— Supplied records —
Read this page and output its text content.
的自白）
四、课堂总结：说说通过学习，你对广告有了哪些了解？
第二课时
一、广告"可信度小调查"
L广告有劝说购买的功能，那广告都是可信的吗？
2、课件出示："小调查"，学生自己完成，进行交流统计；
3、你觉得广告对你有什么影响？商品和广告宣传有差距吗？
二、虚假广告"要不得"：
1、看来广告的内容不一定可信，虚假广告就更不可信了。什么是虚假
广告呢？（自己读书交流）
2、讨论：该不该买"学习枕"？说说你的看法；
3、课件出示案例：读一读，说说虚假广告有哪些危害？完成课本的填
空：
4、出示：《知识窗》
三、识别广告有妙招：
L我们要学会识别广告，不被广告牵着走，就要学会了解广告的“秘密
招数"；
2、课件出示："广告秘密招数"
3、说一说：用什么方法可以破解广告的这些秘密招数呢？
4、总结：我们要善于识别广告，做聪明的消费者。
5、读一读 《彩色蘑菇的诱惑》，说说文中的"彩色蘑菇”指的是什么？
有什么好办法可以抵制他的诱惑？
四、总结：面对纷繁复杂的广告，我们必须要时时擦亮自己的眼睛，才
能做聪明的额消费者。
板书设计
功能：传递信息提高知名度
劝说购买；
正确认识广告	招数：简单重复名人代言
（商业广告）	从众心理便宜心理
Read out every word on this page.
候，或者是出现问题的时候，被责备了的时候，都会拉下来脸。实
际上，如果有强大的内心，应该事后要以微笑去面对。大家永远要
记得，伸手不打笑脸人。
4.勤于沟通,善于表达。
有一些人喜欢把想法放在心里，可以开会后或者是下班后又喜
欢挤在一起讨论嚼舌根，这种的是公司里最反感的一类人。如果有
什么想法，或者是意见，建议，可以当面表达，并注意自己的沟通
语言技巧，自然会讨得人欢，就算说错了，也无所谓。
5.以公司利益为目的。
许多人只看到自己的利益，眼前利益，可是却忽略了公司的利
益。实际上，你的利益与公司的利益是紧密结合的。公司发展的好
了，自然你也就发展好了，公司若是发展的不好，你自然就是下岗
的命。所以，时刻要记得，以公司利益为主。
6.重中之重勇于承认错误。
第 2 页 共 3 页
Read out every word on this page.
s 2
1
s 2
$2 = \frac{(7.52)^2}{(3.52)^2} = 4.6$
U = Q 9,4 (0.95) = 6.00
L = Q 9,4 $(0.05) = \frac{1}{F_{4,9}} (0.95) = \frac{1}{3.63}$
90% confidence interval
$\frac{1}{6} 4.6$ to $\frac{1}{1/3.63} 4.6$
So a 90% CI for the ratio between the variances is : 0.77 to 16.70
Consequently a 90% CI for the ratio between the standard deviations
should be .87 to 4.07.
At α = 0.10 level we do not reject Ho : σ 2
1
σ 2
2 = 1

— Given problem —
Repeat the whole listing exactly, keeping every line intact.

— Correct answer —
Read this page and output its text content.
的自白）
四、课堂总结：说说通过学习，你对广告有了哪些了解？
第二课时
一、广告"可信度小调查"
L广告有劝说购买的功能，那广告都是可信的吗？
2、课件出示："小调查"，学生自己完成，进行交流统计；
3、你觉得广告对你有什么影响？商品和广告宣传有差距吗？
二、虚假广告"要不得"：
1、看来广告的内容不一定可信，虚假广告就更不可信了。什么是虚假
广告呢？（自己读书交流）
2、讨论：该不该买"学习枕"？说说你的看法；
3、课件出示案例：读一读，说说虚假广告有哪些危害？完成课本的填
空：
4、出示：《知识窗》
三、识别广告有妙招：
L我们要学会识别广告，不被广告牵着走，就要学会了解广告的“秘密
招数"；
2、课件出示："广告秘密招数"
3、说一说：用什么方法可以破解广告的这些秘密招数呢？
4、总结：我们要善于识别广告，做聪明的消费者。
5、读一读 《彩色蘑菇的诱惑》，说说文中的"彩色蘑菇”指的是什么？
有什么好办法可以抵制他的诱惑？
四、总结：面对纷繁复杂的广告，我们必须要时时擦亮自己的眼睛，才
能做聪明的额消费者。
板书设计
功能：传递信息提高知名度
劝说购买；
正确认识广告	招数：简单重复名人代言
（商业广告）	从众心理便宜心理
Read out every word on this page.
候，或者是出现问题的时候，被责备了的时候，都会拉下来脸。实
际上，如果有强大的内心，应该事后要以微笑去面对。大家永远要
记得，伸手不打笑脸人。
4.勤于沟通,善于表达。
有一些人喜欢把想法放在心里，可以开会后或者是下班后又喜
欢挤在一起讨论嚼舌根，这种的是公司里最反感的一类人。如果有
什么想法，或者是意见，建议，可以当面表达，并注意自己的沟通
语言技巧，自然会讨得人欢，就算说错了，也无所谓。
5.以公司利益为目的。
许多人只看到自己的利益，眼前利益，可是却忽略了公司的利
益。实际上，你的利益与公司的利益是紧密结合的。公司发展的好
了，自然你也就发展好了，公司若是发展的不好，你自然就是下岗
的命。所以，时刻要记得，以公司利益为主。
6.重中之重勇于承认错误。
第 2 页 共 3 页
Read out every word on this page.
s 2
1
s 2
$2 = \frac{(7.52)^2}{(3.52)^2} = 4.6$
U = Q 9,4 (0.95) = 6.00
L = Q 9,4 $(0.05) = \frac{1}{F_{4,9}} (0.95) = \frac{1}{3.63}$
90% confidence interval
$\frac{1}{6} 4.6$ to $\frac{1}{1/3.63} 4.6$
So a 90% CI for the ratio between the variances is : 0.77 to 16.70
Consequently a 90% CI for the ratio between the standard deviations
should be .87 to 4.07.
At α = 0.10 level we do not reject Ho : σ 2
1
σ 2
2 = 1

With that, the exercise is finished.